Stated problem:
Write out each of the rows below again, line for line, with no changes.

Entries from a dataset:
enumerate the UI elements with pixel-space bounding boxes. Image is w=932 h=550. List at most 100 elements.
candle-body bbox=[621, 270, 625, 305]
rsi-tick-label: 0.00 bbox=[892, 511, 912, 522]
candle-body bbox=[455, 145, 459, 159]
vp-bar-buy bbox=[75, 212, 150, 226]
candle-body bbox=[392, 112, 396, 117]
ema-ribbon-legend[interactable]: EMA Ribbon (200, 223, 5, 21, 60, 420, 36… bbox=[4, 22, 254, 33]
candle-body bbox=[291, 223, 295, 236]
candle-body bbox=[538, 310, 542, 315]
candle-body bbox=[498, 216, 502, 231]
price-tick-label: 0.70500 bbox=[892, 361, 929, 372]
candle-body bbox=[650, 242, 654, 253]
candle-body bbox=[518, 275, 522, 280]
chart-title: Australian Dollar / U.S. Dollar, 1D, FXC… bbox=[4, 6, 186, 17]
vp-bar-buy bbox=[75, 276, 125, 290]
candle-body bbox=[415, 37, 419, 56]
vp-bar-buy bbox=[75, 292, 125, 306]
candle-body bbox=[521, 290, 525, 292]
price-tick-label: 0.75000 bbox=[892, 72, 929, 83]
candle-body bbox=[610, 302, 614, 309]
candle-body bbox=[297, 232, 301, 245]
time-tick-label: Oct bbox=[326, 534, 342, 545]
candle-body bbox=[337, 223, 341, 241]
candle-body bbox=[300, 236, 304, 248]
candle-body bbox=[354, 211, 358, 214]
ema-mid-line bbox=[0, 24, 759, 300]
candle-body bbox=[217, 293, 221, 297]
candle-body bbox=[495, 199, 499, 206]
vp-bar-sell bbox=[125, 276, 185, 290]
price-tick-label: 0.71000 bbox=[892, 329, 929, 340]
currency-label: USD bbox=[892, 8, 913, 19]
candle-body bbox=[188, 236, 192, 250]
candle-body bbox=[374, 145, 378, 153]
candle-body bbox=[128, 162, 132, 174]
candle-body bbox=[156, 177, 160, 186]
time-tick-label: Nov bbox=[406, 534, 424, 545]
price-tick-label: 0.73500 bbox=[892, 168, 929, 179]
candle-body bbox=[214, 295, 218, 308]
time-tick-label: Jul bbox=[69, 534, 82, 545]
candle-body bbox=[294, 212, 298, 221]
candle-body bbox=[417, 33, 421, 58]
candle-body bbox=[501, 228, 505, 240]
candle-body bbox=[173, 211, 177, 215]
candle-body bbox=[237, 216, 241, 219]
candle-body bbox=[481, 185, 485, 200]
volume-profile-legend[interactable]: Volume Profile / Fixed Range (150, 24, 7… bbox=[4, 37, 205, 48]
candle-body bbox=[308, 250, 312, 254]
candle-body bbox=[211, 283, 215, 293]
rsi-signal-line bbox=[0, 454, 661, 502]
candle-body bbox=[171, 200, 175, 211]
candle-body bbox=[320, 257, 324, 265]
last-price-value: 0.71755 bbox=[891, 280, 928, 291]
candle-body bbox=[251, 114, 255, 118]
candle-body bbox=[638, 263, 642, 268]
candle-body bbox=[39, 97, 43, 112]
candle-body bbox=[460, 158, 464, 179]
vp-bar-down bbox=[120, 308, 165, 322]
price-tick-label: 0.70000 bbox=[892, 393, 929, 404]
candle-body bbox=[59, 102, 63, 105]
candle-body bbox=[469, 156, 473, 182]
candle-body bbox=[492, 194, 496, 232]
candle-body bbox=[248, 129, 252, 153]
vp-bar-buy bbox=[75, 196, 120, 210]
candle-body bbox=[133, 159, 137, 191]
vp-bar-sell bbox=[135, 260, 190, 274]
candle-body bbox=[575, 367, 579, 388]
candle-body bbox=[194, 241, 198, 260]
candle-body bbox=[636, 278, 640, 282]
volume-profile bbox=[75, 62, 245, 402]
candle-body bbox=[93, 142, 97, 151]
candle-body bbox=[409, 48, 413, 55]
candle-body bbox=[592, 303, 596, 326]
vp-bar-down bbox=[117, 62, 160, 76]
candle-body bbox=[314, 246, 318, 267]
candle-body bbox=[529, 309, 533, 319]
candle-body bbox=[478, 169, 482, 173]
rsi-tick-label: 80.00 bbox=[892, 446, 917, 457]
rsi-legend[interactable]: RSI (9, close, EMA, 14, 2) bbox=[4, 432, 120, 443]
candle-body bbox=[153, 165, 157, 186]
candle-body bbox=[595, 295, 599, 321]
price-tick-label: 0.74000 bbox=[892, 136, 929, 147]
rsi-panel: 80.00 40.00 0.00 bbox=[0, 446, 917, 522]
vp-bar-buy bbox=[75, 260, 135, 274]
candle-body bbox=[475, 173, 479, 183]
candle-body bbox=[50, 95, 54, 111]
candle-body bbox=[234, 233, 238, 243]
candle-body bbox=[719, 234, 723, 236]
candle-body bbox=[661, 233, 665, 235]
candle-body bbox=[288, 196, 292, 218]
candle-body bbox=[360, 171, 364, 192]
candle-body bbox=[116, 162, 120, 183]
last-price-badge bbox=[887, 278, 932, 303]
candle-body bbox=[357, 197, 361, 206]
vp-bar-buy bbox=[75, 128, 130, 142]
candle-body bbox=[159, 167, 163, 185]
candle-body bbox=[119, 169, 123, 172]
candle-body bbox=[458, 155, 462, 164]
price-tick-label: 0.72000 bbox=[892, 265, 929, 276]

Response below:
enumerate the UI elements with pixel-space bounding boxes. Image is w=932 h=550. List at most 100 elements.
candle-body bbox=[621, 270, 625, 305]
rsi-tick-label: 0.00 bbox=[892, 511, 912, 522]
candle-body bbox=[455, 145, 459, 159]
vp-bar-buy bbox=[75, 212, 150, 226]
candle-body bbox=[392, 112, 396, 117]
ema-ribbon-legend[interactable]: EMA Ribbon (200, 223, 5, 21, 60, 420, 36… bbox=[4, 22, 254, 33]
candle-body bbox=[291, 223, 295, 236]
candle-body bbox=[538, 310, 542, 315]
candle-body bbox=[498, 216, 502, 231]
price-tick-label: 0.70500 bbox=[892, 361, 929, 372]
candle-body bbox=[650, 242, 654, 253]
candle-body bbox=[518, 275, 522, 280]
chart-title: Australian Dollar / U.S. Dollar, 1D, FXC… bbox=[4, 6, 186, 17]
vp-bar-buy bbox=[75, 276, 125, 290]
candle-body bbox=[415, 37, 419, 56]
vp-bar-buy bbox=[75, 292, 125, 306]
candle-body bbox=[521, 290, 525, 292]
price-tick-label: 0.75000 bbox=[892, 72, 929, 83]
candle-body bbox=[610, 302, 614, 309]
candle-body bbox=[297, 232, 301, 245]
time-tick-label: Oct bbox=[326, 534, 342, 545]
candle-body bbox=[337, 223, 341, 241]
candle-body bbox=[300, 236, 304, 248]
candle-body bbox=[354, 211, 358, 214]
ema-mid-line bbox=[0, 24, 759, 300]
candle-body bbox=[217, 293, 221, 297]
candle-body bbox=[495, 199, 499, 206]
vp-bar-sell bbox=[125, 276, 185, 290]
price-tick-label: 0.71000 bbox=[892, 329, 929, 340]
currency-label: USD bbox=[892, 8, 913, 19]
candle-body bbox=[188, 236, 192, 250]
candle-body bbox=[374, 145, 378, 153]
candle-body bbox=[128, 162, 132, 174]
candle-body bbox=[156, 177, 160, 186]
time-tick-label: Nov bbox=[406, 534, 424, 545]
price-tick-label: 0.73500 bbox=[892, 168, 929, 179]
candle-body bbox=[214, 295, 218, 308]
time-tick-label: Jul bbox=[69, 534, 82, 545]
candle-body bbox=[294, 212, 298, 221]
candle-body bbox=[417, 33, 421, 58]
candle-body bbox=[501, 228, 505, 240]
candle-body bbox=[173, 211, 177, 215]
candle-body bbox=[237, 216, 241, 219]
candle-body bbox=[481, 185, 485, 200]
volume-profile-legend[interactable]: Volume Profile / Fixed Range (150, 24, 7… bbox=[4, 37, 205, 48]
candle-body bbox=[308, 250, 312, 254]
candle-body bbox=[211, 283, 215, 293]
rsi-signal-line bbox=[0, 454, 661, 502]
candle-body bbox=[171, 200, 175, 211]
candle-body bbox=[320, 257, 324, 265]
last-price-value: 0.71755 bbox=[891, 280, 928, 291]
candle-body bbox=[251, 114, 255, 118]
candle-body bbox=[638, 263, 642, 268]
candle-body bbox=[39, 97, 43, 112]
candle-body bbox=[460, 158, 464, 179]
vp-bar-down bbox=[120, 308, 165, 322]
price-tick-label: 0.70000 bbox=[892, 393, 929, 404]
candle-body bbox=[59, 102, 63, 105]
candle-body bbox=[469, 156, 473, 182]
candle-body bbox=[492, 194, 496, 232]
candle-body bbox=[248, 129, 252, 153]
vp-bar-buy bbox=[75, 196, 120, 210]
candle-body bbox=[133, 159, 137, 191]
vp-bar-sell bbox=[135, 260, 190, 274]
candle-body bbox=[575, 367, 579, 388]
candle-body bbox=[194, 241, 198, 260]
candle-body bbox=[636, 278, 640, 282]
volume-profile bbox=[75, 62, 245, 402]
candle-body bbox=[93, 142, 97, 151]
candle-body bbox=[409, 48, 413, 55]
candle-body bbox=[592, 303, 596, 326]
vp-bar-down bbox=[117, 62, 160, 76]
candle-body bbox=[314, 246, 318, 267]
candle-body bbox=[529, 309, 533, 319]
candle-body bbox=[478, 169, 482, 173]
rsi-tick-label: 80.00 bbox=[892, 446, 917, 457]
rsi-legend[interactable]: RSI (9, close, EMA, 14, 2) bbox=[4, 432, 120, 443]
candle-body bbox=[153, 165, 157, 186]
candle-body bbox=[595, 295, 599, 321]
price-tick-label: 0.74000 bbox=[892, 136, 929, 147]
rsi-panel: 80.00 40.00 0.00 bbox=[0, 446, 917, 522]
vp-bar-buy bbox=[75, 260, 135, 274]
candle-body bbox=[475, 173, 479, 183]
candle-body bbox=[50, 95, 54, 111]
candle-body bbox=[234, 233, 238, 243]
candle-body bbox=[719, 234, 723, 236]
candle-body bbox=[661, 233, 665, 235]
candle-body bbox=[288, 196, 292, 218]
candle-body bbox=[360, 171, 364, 192]
candle-body bbox=[116, 162, 120, 183]
last-price-badge bbox=[887, 278, 932, 303]
candle-body bbox=[357, 197, 361, 206]
vp-bar-buy bbox=[75, 128, 130, 142]
candle-body bbox=[159, 167, 163, 185]
candle-body bbox=[119, 169, 123, 172]
candle-body bbox=[458, 155, 462, 164]
price-tick-label: 0.72000 bbox=[892, 265, 929, 276]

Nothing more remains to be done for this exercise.